Aufgaben
- A) Schreiben Sie aus dem Text über Rezeptfarben den Abschnitt ab, der mit den Worten „Potsdam - Rezept“ beginnt und mit „der Apotheke einzulösen.“ endet.
- B) Fassen Sie den Text über Rezeptfarben in zwei Sätzen zusammen.

Lesetext

Potsdam - Rezept ist nicht gleich Rezept. Je nach Farbe des Verschreibungszettels fallen in der Apotheke unterschiedliche Kosten an. Auch die Gültigkeit variiert. Eine Farbenlehre:

Rosa: Gesetzlich Krankenversicherte bekommen in der Regel ein rosa Rezept, wenn ihr Arzt ihnen Medikamente verschreibt. Darauf verordnete Arzneimittel sind im Leistungskatalog der Kassen enthalten, der Patient muss gegebenenfalls etwas dazuzahlen. Rosa Rezepte sind meist innerhalb von vier Wochen in der Apotheke einzulösen.


Blau und weiß: Erhält der Patient ein blaues oder weißes Rezept, muss er den vollen Preis selbst tragen, erläutert die Landesapothekerkammer Brandenburg. Denn dann handelt es sich um ein verschreibungspflichtiges Mittel, das nicht zum Leistungskatalog der Kassen gehört. Das ist zum Beispiel bei der Anti-Baby-Pille für Frauen über 20 Jahren der Fall. Auch Privatpatienten erhalten weiße oder blaue Rezepte. Diese gelten in allen Fällen zwölf Wochen ab Ausstellungsdatum.


Grün: Ein grünes Rezept gibt es, wenn der Arzt ein apothekenpflichtiges, aber freiverkäufliches Medikament empfiehlt, das sich der Patient auch auf eigene Faust kaufen könnte. Das grüne Papier ist unbegrenzt gültig, die Kasse kommt für das Mittel nicht auf.


Gelb: Wem der Arzt ein starkes Schmerzmittel wie Morphin verschreibt, der bekommt ein gelbes Rezept und muss der Kammer zufolge etwas zuzahlen, den Großteil übernimmt die Kasse. Diese Formulare für Betäubungsmittel müssen innerhalb von sieben Tagen eingelöst werden und bestehen aus drei Ausfertigungen. Das Original geht an die Kasse, Arzt und Apotheker behalten je einen Durchschlag.

Die Daten
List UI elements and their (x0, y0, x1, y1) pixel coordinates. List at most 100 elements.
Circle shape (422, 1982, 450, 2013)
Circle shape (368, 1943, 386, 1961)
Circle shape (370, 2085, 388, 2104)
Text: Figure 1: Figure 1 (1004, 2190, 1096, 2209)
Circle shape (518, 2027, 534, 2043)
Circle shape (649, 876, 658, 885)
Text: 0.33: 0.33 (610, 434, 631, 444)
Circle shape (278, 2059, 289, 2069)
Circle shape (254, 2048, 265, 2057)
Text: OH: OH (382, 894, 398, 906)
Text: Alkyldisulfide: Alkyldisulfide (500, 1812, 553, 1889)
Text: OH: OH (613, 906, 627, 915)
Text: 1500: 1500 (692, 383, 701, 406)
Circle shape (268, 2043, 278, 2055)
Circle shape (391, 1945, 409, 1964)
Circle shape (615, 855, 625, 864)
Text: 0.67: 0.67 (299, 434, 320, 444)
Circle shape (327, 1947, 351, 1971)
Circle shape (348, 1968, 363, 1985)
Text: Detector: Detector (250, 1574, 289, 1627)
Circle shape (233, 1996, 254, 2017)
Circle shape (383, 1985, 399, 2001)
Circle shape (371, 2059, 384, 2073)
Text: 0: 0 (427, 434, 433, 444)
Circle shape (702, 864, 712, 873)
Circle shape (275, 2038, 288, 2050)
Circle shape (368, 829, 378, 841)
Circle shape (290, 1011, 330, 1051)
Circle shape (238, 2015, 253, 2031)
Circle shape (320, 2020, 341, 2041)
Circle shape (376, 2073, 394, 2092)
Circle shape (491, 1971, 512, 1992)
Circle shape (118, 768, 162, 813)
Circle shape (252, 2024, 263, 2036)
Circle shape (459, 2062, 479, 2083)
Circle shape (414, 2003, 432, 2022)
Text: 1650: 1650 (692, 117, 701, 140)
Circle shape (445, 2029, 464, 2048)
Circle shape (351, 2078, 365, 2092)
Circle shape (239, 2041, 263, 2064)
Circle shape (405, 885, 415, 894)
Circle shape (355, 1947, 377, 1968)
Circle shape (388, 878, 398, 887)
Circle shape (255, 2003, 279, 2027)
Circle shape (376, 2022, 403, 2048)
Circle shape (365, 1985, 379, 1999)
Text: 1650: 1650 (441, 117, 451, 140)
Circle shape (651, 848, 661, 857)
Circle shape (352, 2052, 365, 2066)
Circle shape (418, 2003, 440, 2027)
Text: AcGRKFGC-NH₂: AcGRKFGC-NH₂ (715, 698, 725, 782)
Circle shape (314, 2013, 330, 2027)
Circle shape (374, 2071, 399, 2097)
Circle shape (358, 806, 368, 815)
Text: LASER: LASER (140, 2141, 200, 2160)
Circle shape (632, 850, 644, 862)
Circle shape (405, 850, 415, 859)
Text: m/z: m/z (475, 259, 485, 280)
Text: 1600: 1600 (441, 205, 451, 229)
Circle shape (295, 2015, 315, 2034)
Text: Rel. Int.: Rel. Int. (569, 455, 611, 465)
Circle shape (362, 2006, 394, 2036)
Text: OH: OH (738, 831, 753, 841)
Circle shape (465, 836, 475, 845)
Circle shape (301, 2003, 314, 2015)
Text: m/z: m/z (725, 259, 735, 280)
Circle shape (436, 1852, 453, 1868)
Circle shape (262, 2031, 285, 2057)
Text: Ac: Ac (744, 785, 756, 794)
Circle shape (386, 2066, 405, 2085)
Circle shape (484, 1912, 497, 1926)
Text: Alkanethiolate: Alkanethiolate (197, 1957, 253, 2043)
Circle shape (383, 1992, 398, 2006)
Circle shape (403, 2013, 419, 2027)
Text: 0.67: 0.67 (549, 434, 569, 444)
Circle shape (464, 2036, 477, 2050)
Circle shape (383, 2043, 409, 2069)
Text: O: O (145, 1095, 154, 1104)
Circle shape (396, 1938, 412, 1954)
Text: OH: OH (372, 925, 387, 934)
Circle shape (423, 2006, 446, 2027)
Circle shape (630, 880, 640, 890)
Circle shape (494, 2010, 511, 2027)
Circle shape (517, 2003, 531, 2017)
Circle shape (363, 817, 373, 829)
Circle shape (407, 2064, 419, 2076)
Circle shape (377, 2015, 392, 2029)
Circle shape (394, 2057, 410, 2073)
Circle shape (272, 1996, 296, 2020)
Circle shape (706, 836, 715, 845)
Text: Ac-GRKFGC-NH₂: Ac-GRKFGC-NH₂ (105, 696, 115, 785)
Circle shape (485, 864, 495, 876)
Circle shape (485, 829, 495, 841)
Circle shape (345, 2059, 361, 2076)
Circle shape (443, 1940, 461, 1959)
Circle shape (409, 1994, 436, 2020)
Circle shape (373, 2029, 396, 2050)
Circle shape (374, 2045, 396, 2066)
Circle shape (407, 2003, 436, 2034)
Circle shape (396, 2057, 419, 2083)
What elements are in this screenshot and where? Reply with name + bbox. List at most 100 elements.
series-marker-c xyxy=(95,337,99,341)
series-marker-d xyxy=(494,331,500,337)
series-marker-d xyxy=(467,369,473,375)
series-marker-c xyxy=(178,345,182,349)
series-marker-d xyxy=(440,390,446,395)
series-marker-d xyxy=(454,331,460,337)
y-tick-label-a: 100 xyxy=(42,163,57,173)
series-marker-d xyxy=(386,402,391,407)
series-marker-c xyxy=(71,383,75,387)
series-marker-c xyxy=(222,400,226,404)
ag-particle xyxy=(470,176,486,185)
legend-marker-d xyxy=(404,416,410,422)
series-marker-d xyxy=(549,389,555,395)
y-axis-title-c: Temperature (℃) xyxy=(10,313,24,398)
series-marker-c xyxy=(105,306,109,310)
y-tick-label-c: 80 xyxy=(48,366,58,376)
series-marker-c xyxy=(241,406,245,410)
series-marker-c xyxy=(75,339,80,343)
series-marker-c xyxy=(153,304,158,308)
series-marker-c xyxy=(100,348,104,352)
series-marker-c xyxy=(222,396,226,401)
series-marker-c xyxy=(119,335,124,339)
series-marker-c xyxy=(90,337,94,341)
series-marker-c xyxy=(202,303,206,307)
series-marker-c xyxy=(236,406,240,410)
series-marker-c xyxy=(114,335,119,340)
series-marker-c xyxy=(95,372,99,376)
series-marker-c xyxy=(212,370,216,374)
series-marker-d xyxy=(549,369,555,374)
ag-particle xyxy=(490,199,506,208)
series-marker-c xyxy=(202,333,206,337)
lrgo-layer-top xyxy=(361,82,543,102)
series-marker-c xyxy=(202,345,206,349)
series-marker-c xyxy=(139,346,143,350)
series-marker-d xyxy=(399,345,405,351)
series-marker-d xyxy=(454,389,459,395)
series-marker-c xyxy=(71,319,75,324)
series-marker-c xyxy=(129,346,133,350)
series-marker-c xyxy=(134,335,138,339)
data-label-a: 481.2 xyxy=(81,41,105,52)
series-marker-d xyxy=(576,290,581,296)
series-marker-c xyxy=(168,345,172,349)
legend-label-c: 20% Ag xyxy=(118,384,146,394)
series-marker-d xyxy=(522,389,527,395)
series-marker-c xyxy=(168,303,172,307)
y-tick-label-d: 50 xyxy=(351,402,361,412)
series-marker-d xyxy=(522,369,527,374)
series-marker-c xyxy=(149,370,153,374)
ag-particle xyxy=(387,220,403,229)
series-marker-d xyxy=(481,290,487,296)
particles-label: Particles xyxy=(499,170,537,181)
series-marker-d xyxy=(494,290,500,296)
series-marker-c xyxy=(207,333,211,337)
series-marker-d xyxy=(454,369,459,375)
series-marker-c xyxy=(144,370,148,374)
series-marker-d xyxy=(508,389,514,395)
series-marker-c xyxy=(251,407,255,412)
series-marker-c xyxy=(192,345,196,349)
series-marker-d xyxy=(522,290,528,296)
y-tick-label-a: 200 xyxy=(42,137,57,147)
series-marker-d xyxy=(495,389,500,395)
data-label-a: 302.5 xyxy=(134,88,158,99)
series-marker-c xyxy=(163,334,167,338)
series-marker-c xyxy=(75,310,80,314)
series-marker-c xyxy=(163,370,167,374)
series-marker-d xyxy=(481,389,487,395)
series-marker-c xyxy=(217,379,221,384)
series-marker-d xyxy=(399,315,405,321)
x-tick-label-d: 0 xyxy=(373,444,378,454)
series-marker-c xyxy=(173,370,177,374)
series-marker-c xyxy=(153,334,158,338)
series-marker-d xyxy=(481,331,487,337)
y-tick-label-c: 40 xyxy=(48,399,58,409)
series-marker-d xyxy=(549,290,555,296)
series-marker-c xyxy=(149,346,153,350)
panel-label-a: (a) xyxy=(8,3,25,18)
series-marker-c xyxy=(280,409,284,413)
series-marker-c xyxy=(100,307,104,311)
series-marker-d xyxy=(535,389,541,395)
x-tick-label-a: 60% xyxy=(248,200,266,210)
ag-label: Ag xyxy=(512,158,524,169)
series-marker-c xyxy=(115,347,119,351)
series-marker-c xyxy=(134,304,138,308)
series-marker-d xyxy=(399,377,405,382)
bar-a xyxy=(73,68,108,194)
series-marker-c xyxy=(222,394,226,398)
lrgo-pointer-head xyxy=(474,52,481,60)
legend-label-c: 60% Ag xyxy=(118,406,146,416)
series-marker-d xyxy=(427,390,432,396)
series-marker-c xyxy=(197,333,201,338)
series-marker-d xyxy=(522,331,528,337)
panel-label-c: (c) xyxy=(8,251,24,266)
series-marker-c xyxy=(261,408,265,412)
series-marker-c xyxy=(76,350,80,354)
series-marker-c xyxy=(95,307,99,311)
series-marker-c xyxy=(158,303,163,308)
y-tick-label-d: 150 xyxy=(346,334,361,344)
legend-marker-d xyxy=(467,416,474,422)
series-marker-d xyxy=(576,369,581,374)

Ergebnisse in Reihenfolge
- A)
Potsdam - Rezept ist nicht gleich Rezept. Je nach Farbe des Verschreibungszettels fallen in der Apotheke unterschiedliche Kosten an. Auch die Gültigkeit variiert. Eine Farbenlehre:

Rosa: Gesetzlich Krankenversicherte bekommen in der Regel ein rosa Rezept, wenn ihr Arzt ihnen Medikamente verschreibt. Darauf verordnete Arzneimittel sind im Leistungskatalog der Kassen enthalten, der Patient muss gegebenenfalls etwas dazuzahlen. Rosa Rezepte sind meist innerhalb von vier Wochen in der Apotheke einzulösen.

- B) Je nach Farbe des Rezepts fallen in der Apotheke unterschiedliche Kosten an, und auch die Gültigkeit variiert. Rosa Rezepte für Mittel aus dem Leistungskatalog der Kassen sind meist innerhalb von vier Wochen einzulösen, blaue und weiße Rezepte zahlt der Patient voll selbst und sie gelten zwölf Wochen, grüne Rezepte sind unbegrenzt gültig, ohne dass die Kasse zahlt, und gelbe Rezepte für starke Schmerzmittel müssen innerhalb von sieben Tagen eingelöst werden.